_TASK DIRECTIONS_
Filter the records below down to lines containing "Good".

_Dataset items_
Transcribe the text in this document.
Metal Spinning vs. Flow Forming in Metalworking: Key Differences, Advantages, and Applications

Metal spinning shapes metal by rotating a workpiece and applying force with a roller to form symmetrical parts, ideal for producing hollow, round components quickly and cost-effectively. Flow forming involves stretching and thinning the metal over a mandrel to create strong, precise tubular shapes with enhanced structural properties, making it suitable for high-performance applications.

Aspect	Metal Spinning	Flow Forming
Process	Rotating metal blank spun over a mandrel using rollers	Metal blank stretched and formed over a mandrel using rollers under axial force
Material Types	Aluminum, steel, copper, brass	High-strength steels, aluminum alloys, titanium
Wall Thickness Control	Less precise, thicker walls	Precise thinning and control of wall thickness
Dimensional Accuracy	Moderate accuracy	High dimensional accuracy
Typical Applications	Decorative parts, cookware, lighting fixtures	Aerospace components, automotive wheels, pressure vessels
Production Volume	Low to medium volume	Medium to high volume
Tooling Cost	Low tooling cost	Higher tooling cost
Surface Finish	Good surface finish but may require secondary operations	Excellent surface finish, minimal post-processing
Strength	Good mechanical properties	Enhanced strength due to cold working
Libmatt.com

_RESULT OF THIS EXERCISE_
Surface Finish	Good surface finish but may require secondary operations	Excellent surface finish, minimal post-processing
Strength	Good mechanical properties	Enhanced strength due to cold working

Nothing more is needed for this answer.